# Required work
Your task is to output the data exactly as it stands.

# Records supplied
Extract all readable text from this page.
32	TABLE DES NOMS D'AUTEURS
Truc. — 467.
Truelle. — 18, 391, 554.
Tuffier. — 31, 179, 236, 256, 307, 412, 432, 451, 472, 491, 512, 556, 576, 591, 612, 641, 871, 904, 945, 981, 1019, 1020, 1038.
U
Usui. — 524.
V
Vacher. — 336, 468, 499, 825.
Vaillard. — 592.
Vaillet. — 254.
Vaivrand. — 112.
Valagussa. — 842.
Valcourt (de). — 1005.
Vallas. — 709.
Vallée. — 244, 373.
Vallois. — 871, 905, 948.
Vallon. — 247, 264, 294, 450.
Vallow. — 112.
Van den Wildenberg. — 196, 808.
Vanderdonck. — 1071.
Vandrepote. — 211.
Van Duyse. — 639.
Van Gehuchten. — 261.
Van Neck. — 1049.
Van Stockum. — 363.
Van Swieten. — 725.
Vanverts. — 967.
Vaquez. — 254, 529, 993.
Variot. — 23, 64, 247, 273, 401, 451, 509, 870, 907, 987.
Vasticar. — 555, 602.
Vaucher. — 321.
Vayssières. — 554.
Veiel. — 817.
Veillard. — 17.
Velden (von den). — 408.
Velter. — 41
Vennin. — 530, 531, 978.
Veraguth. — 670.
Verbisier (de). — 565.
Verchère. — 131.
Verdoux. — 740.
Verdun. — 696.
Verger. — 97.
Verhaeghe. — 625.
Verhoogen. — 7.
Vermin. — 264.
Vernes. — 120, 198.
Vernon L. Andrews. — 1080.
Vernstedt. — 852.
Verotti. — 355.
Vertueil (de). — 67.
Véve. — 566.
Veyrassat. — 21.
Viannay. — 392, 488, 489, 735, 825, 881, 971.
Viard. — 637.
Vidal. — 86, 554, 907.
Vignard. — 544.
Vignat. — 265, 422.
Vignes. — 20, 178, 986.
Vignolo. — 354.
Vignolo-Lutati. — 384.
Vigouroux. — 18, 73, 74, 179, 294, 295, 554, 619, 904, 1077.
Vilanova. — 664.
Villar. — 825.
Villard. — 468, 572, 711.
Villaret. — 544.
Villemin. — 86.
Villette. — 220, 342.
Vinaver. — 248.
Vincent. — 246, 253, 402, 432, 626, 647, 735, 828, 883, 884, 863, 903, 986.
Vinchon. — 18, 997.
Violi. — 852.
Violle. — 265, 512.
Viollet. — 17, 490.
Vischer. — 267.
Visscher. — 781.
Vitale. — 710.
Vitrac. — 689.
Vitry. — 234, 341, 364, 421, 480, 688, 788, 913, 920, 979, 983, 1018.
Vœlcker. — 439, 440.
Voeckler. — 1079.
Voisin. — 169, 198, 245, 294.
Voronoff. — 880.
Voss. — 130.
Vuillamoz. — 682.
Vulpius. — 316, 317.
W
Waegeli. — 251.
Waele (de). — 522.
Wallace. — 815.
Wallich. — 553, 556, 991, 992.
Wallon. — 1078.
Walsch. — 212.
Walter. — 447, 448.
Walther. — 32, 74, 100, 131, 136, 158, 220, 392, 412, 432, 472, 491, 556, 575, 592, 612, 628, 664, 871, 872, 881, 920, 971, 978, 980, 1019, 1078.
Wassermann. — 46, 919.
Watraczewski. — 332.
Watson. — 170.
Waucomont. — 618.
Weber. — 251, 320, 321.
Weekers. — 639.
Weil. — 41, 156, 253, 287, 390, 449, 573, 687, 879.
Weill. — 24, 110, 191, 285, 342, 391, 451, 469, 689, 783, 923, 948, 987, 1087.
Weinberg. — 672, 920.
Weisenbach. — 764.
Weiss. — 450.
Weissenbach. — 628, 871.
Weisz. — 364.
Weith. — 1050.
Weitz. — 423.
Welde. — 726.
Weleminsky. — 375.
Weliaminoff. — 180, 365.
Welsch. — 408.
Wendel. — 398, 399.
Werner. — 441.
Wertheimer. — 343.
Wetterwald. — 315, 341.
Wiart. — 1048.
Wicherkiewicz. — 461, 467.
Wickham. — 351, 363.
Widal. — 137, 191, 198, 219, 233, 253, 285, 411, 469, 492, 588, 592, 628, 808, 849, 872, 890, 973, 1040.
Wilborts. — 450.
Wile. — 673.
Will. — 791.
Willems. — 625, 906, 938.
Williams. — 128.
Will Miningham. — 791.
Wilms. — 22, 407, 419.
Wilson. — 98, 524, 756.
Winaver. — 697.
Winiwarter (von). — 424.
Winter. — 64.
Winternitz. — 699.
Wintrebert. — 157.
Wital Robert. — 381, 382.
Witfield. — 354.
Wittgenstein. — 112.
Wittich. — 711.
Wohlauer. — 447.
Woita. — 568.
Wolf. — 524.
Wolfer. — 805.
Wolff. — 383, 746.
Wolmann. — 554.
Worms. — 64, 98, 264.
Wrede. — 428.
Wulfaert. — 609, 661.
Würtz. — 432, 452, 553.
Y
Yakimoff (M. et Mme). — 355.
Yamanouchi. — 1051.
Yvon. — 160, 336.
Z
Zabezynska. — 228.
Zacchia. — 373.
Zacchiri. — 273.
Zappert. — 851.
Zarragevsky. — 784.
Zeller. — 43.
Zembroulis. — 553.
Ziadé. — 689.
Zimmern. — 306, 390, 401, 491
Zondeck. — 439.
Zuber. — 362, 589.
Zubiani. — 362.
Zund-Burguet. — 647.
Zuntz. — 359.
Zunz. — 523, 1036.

# Answer to the problem
Extract all readable text from this page.
32	TABLE DES NOMS D'AUTEURS
Truc. — 467.
Truelle. — 18, 391, 554.
Tuffier. — 31, 179, 236, 256, 307, 412, 432, 451, 472, 491, 512, 556, 576, 591, 612, 641, 871, 904, 945, 981, 1019, 1020, 1038.
U
Usui. — 524.
V
Vacher. — 336, 468, 499, 825.
Vaillard. — 592.
Vaillet. — 254.
Vaivrand. — 112.
Valagussa. — 842.
Valcourt (de). — 1005.
Vallas. — 709.
Vallée. — 244, 373.
Vallois. — 871, 905, 948.
Vallon. — 247, 264, 294, 450.
Vallow. — 112.
Van den Wildenberg. — 196, 808.
Vanderdonck. — 1071.
Vandrepote. — 211.
Van Duyse. — 639.
Van Gehuchten. — 261.
Van Neck. — 1049.
Van Stockum. — 363.
Van Swieten. — 725.
Vanverts. — 967.
Vaquez. — 254, 529, 993.
Variot. — 23, 64, 247, 273, 401, 451, 509, 870, 907, 987.
Vasticar. — 555, 602.
Vaucher. — 321.
Vayssières. — 554.
Veiel. — 817.
Veillard. — 17.
Velden (von den). — 408.
Velter. — 41
Vennin. — 530, 531, 978.
Veraguth. — 670.
Verbisier (de). — 565.
Verchère. — 131.
Verdoux. — 740.
Verdun. — 696.
Verger. — 97.
Verhaeghe. — 625.
Verhoogen. — 7.
Vermin. — 264.
Vernes. — 120, 198.
Vernon L. Andrews. — 1080.
Vernstedt. — 852.
Verotti. — 355.
Vertueil (de). — 67.
Véve. — 566.
Veyrassat. — 21.
Viannay. — 392, 488, 489, 735, 825, 881, 971.
Viard. — 637.
Vidal. — 86, 554, 907.
Vignard. — 544.
Vignat. — 265, 422.
Vignes. — 20, 178, 986.
Vignolo. — 354.
Vignolo-Lutati. — 384.
Vigouroux. — 18, 73, 74, 179, 294, 295, 554, 619, 904, 1077.
Vilanova. — 664.
Villar. — 825.
Villard. — 468, 572, 711.
Villaret. — 544.
Villemin. — 86.
Villette. — 220, 342.
Vinaver. — 248.
Vincent. — 246, 253, 402, 432, 626, 647, 735, 828, 883, 884, 863, 903, 986.
Vinchon. — 18, 997.
Violi. — 852.
Violle. — 265, 512.
Viollet. — 17, 490.
Vischer. — 267.
Visscher. — 781.
Vitale. — 710.
Vitrac. — 689.
Vitry. — 234, 341, 364, 421, 480, 688, 788, 913, 920, 979, 983, 1018.
Vœlcker. — 439, 440.
Voeckler. — 1079.
Voisin. — 169, 198, 245, 294.
Voronoff. — 880.
Voss. — 130.
Vuillamoz. — 682.
Vulpius. — 316, 317.
W
Waegeli. — 251.
Waele (de). — 522.
Wallace. — 815.
Wallich. — 553, 556, 991, 992.
Wallon. — 1078.
Walsch. — 212.
Walter. — 447, 448.
Walther. — 32, 74, 100, 131, 136, 158, 220, 392, 412, 432, 472, 491, 556, 575, 592, 612, 628, 664, 871, 872, 881, 920, 971, 978, 980, 1019, 1078.
Wassermann. — 46, 919.
Watraczewski. — 332.
Watson. — 170.
Waucomont. — 618.
Weber. — 251, 320, 321.
Weekers. — 639.
Weil. — 41, 156, 253, 287, 390, 449, 573, 687, 879.
Weill. — 24, 110, 191, 285, 342, 391, 451, 469, 689, 783, 923, 948, 987, 1087.
Weinberg. — 672, 920.
Weisenbach. — 764.
Weiss. — 450.
Weissenbach. — 628, 871.
Weisz. — 364.
Weith. — 1050.
Weitz. — 423.
Welde. — 726.
Weleminsky. — 375.
Weliaminoff. — 180, 365.
Welsch. — 408.
Wendel. — 398, 399.
Werner. — 441.
Wertheimer. — 343.
Wetterwald. — 315, 341.
Wiart. — 1048.
Wicherkiewicz. — 461, 467.
Wickham. — 351, 363.
Widal. — 137, 191, 198, 219, 233, 253, 285, 411, 469, 492, 588, 592, 628, 808, 849, 872, 890, 973, 1040.
Wilborts. — 450.
Wile. — 673.
Will. — 791.
Willems. — 625, 906, 938.
Williams. — 128.
Will Miningham. — 791.
Wilms. — 22, 407, 419.
Wilson. — 98, 524, 756.
Winaver. — 697.
Winiwarter (von). — 424.
Winter. — 64.
Winternitz. — 699.
Wintrebert. — 157.
Wital Robert. — 381, 382.
Witfield. — 354.
Wittgenstein. — 112.
Wittich. — 711.
Wohlauer. — 447.
Woita. — 568.
Wolf. — 524.
Wolfer. — 805.
Wolff. — 383, 746.
Wolmann. — 554.
Worms. — 64, 98, 264.
Wrede. — 428.
Wulfaert. — 609, 661.
Würtz. — 432, 452, 553.
Y
Yakimoff (M. et Mme). — 355.
Yamanouchi. — 1051.
Yvon. — 160, 336.
Z
Zabezynska. — 228.
Zacchia. — 373.
Zacchiri. — 273.
Zappert. — 851.
Zarragevsky. — 784.
Zeller. — 43.
Zembroulis. — 553.
Ziadé. — 689.
Zimmern. — 306, 390, 401, 491
Zondeck. — 439.
Zuber. — 362, 589.
Zubiani. — 362.
Zund-Burguet. — 647.
Zuntz. — 359.
Zunz. — 523, 1036.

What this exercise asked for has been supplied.